**Excerpted records**
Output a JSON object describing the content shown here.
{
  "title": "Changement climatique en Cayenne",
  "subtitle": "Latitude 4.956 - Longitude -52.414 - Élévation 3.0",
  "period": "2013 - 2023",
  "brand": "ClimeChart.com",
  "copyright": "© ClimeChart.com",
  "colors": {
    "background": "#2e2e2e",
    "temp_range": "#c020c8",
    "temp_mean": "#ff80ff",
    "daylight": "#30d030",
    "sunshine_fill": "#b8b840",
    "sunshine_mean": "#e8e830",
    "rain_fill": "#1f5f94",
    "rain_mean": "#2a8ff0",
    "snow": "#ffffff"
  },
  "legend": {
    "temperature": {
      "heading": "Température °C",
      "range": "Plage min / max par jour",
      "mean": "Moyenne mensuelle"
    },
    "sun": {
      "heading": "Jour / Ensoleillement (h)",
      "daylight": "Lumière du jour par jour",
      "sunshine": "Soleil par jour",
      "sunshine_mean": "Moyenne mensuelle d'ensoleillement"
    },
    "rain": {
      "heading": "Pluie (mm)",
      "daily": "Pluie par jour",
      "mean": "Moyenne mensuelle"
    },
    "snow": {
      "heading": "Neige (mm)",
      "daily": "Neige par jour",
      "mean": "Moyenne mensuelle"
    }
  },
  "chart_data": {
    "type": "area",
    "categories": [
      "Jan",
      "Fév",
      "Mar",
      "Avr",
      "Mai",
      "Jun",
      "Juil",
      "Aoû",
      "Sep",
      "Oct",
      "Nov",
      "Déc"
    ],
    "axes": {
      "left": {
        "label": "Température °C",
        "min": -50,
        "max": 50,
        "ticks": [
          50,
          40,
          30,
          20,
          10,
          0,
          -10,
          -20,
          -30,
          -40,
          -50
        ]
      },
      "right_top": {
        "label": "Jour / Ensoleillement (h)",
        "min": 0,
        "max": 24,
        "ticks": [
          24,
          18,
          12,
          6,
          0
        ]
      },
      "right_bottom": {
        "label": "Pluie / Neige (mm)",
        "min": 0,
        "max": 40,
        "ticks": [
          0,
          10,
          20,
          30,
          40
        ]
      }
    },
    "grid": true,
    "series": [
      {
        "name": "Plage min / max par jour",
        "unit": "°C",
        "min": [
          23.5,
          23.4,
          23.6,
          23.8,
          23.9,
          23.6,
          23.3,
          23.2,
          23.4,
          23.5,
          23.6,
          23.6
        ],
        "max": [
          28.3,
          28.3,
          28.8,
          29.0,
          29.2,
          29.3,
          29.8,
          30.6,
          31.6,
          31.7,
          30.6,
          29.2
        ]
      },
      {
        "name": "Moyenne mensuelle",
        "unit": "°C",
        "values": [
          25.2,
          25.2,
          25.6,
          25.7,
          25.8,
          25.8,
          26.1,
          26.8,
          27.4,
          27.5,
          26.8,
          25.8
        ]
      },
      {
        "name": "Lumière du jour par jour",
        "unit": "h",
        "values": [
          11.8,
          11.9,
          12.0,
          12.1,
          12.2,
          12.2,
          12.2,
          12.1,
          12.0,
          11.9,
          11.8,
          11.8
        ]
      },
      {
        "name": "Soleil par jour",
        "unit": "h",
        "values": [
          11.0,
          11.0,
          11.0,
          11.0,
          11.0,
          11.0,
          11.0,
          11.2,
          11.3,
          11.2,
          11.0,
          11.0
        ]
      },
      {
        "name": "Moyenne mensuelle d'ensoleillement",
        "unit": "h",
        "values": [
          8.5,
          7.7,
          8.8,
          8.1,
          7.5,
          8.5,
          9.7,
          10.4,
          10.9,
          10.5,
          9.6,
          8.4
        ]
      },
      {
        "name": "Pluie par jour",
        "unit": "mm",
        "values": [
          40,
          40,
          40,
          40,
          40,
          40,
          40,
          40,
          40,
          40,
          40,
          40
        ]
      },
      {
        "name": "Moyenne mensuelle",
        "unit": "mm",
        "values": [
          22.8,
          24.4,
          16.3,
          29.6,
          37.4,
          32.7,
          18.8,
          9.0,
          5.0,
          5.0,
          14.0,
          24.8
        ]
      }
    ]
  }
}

**Exercise aim**
Give the count of lines in the listing above that include "name", with no other words.

**Result of the task**
7